§ **Your task**:
Spot every line with the word "CRESCENT" and return it.

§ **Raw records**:
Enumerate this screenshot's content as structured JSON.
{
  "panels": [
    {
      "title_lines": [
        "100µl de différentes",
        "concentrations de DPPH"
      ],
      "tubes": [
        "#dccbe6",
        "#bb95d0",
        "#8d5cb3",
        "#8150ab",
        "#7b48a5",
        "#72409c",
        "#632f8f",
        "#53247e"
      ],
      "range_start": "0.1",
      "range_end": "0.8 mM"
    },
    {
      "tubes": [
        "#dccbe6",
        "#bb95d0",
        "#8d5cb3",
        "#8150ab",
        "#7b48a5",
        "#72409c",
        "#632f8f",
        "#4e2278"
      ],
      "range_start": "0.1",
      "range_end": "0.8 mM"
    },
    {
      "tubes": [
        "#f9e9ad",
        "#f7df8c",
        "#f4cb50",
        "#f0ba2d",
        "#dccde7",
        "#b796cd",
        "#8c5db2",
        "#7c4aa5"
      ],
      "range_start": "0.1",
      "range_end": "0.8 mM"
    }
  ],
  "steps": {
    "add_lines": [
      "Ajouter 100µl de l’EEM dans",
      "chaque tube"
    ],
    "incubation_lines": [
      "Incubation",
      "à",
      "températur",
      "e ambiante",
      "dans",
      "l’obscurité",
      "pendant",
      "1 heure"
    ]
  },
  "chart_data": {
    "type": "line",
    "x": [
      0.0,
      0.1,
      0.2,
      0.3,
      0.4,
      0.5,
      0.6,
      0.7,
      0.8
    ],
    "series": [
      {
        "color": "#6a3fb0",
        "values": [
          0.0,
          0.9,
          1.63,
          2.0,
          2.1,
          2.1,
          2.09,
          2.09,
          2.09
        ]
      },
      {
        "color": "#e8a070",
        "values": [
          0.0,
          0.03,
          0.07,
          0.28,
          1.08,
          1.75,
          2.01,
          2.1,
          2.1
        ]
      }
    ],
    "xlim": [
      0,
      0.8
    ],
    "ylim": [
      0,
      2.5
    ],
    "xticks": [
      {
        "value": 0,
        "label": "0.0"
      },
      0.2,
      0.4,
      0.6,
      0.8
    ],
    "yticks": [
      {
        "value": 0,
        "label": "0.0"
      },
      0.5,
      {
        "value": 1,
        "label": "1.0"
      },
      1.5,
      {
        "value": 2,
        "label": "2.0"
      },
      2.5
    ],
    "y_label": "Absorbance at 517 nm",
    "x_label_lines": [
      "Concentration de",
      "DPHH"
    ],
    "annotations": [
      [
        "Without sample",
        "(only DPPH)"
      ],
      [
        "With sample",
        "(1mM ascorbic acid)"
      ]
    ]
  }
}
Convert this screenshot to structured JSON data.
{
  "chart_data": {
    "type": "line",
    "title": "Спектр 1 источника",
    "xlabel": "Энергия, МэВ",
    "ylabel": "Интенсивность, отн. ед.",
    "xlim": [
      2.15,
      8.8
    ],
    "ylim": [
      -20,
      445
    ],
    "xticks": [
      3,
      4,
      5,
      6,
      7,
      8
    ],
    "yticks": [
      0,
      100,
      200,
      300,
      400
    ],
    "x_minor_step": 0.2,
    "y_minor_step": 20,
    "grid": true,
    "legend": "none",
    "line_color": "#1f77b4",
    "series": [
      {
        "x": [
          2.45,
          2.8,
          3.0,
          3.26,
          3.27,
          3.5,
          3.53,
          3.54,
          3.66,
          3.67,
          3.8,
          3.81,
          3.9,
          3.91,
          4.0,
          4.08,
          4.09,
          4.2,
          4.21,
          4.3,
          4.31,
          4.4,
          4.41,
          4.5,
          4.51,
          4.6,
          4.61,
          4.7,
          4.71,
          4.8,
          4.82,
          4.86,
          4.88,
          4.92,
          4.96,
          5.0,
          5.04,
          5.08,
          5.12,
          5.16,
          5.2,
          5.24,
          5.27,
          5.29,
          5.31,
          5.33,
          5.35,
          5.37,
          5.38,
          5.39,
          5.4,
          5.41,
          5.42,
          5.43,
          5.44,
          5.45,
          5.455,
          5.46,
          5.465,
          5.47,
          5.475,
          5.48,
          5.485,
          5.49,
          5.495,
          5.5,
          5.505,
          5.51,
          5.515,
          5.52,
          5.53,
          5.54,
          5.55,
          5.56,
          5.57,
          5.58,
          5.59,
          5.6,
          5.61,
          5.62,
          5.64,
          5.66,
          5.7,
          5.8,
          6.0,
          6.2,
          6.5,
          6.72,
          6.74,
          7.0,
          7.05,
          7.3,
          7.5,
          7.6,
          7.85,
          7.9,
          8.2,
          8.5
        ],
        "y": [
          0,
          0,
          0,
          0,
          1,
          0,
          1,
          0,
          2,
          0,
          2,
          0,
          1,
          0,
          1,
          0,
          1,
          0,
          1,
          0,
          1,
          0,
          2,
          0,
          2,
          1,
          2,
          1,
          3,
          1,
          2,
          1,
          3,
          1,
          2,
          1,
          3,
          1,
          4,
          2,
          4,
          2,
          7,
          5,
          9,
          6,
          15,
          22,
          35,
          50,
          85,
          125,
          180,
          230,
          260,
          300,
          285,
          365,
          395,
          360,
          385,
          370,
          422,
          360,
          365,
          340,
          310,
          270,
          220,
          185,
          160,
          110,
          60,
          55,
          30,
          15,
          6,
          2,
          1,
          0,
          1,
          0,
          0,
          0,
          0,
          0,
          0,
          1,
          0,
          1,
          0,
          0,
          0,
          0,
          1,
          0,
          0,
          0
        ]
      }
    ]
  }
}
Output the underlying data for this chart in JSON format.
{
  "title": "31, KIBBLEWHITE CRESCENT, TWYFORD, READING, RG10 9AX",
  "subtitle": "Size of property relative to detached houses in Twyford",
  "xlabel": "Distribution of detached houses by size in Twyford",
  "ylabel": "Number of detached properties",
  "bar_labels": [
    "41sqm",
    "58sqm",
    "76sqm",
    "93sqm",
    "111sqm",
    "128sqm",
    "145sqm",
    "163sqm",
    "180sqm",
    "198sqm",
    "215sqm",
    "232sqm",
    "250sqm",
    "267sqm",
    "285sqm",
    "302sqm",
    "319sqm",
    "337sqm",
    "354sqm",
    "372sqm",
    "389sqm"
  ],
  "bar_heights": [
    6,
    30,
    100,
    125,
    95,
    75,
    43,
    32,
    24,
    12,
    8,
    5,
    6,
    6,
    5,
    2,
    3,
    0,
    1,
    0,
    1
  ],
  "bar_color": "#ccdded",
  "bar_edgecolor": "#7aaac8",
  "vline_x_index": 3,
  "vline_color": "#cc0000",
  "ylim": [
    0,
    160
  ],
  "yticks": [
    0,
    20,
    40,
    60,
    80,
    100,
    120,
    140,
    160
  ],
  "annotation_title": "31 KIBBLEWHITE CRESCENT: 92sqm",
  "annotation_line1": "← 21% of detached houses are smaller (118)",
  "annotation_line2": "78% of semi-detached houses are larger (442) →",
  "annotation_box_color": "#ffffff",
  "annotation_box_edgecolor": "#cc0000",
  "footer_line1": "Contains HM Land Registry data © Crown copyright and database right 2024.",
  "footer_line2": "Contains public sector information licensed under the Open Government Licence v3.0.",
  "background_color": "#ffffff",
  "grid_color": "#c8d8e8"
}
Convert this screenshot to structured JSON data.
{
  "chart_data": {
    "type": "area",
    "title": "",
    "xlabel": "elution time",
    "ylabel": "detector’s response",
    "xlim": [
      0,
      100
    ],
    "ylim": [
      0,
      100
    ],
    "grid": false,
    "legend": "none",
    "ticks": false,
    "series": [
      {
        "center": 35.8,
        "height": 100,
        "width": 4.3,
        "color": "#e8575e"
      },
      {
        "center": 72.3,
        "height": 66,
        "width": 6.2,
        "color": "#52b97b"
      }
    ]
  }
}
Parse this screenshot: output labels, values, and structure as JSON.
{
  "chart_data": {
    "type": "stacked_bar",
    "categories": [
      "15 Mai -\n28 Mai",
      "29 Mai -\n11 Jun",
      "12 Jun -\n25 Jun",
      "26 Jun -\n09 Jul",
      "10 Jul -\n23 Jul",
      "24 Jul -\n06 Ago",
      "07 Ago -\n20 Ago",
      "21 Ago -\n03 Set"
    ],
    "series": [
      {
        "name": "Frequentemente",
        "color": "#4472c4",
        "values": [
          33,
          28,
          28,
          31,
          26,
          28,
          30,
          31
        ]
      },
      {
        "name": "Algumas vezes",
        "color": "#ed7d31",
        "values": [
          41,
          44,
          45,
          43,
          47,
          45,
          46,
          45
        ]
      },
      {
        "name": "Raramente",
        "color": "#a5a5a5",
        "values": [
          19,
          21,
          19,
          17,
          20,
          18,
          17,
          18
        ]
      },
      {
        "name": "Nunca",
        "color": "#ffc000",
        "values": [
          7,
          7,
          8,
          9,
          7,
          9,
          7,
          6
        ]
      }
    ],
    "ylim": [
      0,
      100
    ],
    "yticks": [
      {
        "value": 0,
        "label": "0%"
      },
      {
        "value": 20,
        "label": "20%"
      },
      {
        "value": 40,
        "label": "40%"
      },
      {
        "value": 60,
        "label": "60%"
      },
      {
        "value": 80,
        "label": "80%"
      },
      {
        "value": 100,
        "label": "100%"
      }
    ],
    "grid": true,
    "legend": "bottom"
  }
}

§ **Exercise solution**:
  "title": "31, KIBBLEWHITE CRESCENT, TWYFORD, READING, RG10 9AX",
  "annotation_title": "31 KIBBLEWHITE CRESCENT: 92sqm",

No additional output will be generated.